GIVEN TASK 1:
In the passage on signature gathering, what did Kurland tell the e-mail recipients to threaten?

PASSAGE:

Here, the defendants sent e-mails encouraging others to reach out to store managers and discuss "deep disapproval" of the plaintiff's signature-gathering activity. Indeed, Kurland instructed the e-mail recipients to "threaten not to shop at the store again" and "express the opinion that many of [their] friends agree with [them]" so that "the[ ] [store managers] will remove [the canvassers] from the premises." Also, Dzuris proposed a "letter writing campaign" to various e-mail recipients, including Kurland, and kept others apprised, through e-mail, of where the petitioners were canvassing. See Corcoran, supra ("In order to determine if statements are petitioning, we consider them in the overall context in which they are made"). While these statements may have encompassed "the character of ‘petitioning activity,’ " other aspects of the defendants' actions, namely influencing others to interfere with the plaintiff's right to gather signatures, lacked characteristics of petition. Garabedian v. Westland, 59 Mass. App. Ct. 427, 432 (2003).

Under Massachusetts law, "any person seeking signatures in connection with access to the ballot, and distributing material associated therewith, has a right under art. 9 of the Declaration of Rights to do so, in a reasonable and unobtrusive manner...." Batchelder v. Allied Stores Intl., Inc., 388 Mass. 83, 84 (1983). ,

Article 9 of the Massachusetts Declaration of Rights provides:

"All elections ought to be free; and all the inhabitants of this commonwealth, having such qualifications as they shall establish by their frame of government, have an equal right to elect officers, and to be elected, for public employments."

MATERIAL TO PROCESS:

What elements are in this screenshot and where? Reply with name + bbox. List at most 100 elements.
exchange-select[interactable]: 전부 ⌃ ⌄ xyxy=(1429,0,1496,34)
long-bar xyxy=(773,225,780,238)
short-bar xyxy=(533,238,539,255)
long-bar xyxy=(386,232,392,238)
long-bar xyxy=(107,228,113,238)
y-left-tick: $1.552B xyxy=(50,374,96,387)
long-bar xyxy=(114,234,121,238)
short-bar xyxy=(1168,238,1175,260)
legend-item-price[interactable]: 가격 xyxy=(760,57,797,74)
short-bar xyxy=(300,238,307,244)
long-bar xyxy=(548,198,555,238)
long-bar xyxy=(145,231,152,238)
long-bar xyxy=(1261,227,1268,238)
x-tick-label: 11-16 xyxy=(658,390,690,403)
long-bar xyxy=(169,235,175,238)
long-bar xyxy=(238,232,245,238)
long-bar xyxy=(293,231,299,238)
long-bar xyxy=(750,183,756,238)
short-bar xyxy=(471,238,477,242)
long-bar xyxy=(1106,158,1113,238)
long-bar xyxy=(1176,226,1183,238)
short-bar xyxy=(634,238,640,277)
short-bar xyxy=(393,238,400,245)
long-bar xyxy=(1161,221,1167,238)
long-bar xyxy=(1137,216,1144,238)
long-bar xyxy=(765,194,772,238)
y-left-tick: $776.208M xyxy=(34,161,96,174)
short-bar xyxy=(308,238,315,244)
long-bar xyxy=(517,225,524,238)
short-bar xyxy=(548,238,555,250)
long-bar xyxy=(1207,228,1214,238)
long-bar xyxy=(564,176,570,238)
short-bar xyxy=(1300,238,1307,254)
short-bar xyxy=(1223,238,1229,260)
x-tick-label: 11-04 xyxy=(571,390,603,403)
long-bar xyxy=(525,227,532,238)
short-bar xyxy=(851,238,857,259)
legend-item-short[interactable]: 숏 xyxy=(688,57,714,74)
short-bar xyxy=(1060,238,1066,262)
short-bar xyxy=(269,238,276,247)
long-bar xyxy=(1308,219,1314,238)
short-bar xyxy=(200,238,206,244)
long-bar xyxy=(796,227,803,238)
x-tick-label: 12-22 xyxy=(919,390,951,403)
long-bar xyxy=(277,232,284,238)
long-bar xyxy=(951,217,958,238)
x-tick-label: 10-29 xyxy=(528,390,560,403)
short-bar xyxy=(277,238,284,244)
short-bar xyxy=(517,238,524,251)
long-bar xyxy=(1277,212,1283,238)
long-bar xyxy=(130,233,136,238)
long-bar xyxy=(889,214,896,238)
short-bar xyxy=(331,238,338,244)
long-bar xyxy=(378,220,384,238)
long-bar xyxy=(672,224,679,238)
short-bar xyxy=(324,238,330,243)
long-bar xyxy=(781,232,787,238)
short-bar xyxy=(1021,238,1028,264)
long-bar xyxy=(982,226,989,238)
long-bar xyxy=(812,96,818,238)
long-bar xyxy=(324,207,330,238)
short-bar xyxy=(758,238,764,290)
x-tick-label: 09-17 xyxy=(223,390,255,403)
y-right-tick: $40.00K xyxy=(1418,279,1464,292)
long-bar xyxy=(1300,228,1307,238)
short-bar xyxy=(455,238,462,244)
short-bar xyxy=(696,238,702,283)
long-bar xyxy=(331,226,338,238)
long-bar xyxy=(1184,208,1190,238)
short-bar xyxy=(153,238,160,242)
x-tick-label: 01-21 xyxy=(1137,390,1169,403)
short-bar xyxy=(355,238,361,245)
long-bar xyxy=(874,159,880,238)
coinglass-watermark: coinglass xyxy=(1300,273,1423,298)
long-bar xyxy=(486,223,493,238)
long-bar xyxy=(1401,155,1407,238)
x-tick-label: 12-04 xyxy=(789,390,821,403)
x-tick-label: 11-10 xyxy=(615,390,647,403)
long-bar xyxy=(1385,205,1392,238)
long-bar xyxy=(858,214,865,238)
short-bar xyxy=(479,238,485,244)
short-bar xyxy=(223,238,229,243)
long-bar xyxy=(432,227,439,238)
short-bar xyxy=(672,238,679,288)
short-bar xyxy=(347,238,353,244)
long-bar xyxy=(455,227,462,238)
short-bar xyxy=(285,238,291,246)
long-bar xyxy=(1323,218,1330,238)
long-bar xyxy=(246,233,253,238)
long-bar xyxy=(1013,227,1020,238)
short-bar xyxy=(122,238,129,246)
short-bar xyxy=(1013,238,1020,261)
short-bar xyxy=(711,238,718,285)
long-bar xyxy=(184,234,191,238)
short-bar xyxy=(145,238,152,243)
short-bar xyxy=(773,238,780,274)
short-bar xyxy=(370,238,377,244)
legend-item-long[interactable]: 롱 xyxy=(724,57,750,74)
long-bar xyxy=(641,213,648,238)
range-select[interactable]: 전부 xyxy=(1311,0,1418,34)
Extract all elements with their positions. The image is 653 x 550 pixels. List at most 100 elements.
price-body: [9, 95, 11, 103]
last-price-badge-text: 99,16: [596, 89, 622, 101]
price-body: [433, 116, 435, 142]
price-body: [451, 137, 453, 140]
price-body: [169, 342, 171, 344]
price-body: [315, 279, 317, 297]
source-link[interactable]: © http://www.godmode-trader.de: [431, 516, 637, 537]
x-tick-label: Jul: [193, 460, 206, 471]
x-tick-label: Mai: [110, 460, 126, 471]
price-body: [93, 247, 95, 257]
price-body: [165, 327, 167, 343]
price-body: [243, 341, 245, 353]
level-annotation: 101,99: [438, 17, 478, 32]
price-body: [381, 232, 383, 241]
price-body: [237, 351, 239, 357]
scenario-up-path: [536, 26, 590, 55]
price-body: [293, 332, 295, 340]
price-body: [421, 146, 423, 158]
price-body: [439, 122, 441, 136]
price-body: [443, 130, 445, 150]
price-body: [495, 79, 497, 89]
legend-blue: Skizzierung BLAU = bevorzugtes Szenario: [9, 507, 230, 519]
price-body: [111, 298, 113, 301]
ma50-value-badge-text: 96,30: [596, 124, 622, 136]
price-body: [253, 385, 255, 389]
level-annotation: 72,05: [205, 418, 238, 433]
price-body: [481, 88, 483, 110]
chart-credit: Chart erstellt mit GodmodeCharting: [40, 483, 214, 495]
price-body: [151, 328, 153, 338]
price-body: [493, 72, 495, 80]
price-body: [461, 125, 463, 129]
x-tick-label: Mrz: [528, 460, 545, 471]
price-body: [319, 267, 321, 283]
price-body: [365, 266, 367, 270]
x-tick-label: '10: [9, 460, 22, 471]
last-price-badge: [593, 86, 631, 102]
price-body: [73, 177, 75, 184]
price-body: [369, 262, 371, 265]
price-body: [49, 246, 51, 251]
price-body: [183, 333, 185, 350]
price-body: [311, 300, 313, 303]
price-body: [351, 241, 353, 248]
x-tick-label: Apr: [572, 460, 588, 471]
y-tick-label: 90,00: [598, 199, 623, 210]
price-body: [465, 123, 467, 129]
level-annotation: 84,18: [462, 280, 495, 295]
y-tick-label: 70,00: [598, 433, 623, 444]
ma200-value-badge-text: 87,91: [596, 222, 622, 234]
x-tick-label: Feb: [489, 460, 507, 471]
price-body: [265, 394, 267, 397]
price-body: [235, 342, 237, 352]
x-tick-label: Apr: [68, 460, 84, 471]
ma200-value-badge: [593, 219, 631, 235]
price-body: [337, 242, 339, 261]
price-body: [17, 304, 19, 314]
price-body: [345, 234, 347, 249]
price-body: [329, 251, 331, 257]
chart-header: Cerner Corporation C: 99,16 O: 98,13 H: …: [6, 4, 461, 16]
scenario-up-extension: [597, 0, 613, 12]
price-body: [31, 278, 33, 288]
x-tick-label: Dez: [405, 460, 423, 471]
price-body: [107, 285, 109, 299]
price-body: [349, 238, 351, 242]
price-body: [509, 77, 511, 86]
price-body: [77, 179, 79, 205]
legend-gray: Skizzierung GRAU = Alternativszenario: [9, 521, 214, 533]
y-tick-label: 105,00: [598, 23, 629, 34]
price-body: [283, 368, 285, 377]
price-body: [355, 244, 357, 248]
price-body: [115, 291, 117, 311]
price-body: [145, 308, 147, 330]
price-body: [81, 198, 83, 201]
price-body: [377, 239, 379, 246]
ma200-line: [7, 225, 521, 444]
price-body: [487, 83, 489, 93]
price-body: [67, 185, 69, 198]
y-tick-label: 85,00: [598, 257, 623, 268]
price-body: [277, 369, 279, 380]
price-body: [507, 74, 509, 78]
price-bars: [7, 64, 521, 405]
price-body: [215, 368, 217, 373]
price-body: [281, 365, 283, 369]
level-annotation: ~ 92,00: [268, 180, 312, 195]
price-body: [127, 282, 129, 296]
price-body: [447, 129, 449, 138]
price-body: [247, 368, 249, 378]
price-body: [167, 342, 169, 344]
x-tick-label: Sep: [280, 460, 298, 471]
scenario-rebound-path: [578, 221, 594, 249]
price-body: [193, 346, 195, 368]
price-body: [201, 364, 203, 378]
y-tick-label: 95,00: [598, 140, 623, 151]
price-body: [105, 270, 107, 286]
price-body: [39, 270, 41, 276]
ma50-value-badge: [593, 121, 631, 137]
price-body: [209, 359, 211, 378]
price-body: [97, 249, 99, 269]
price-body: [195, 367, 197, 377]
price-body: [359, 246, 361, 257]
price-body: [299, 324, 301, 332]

GIVEN TASK 2:
Rename "long-bar" to "long-volume-bar" in everything from the start of the records down to the line containing "y-left-tick: $1.552B xyxy=(50,374,96,387)", keeping all else unchanged.

ANSWER 1:
Not to shop at the store again.

ANSWER 2:
What elements are in this screenshot and where? Reply with name + bbox. List at most 100 elements.
exchange-select[interactable]: 전부 ⌃ ⌄ xyxy=(1429,0,1496,34)
long-volume-bar xyxy=(773,225,780,238)
short-bar xyxy=(533,238,539,255)
long-volume-bar xyxy=(386,232,392,238)
long-volume-bar xyxy=(107,228,113,238)
y-left-tick: $1.552B xyxy=(50,374,96,387)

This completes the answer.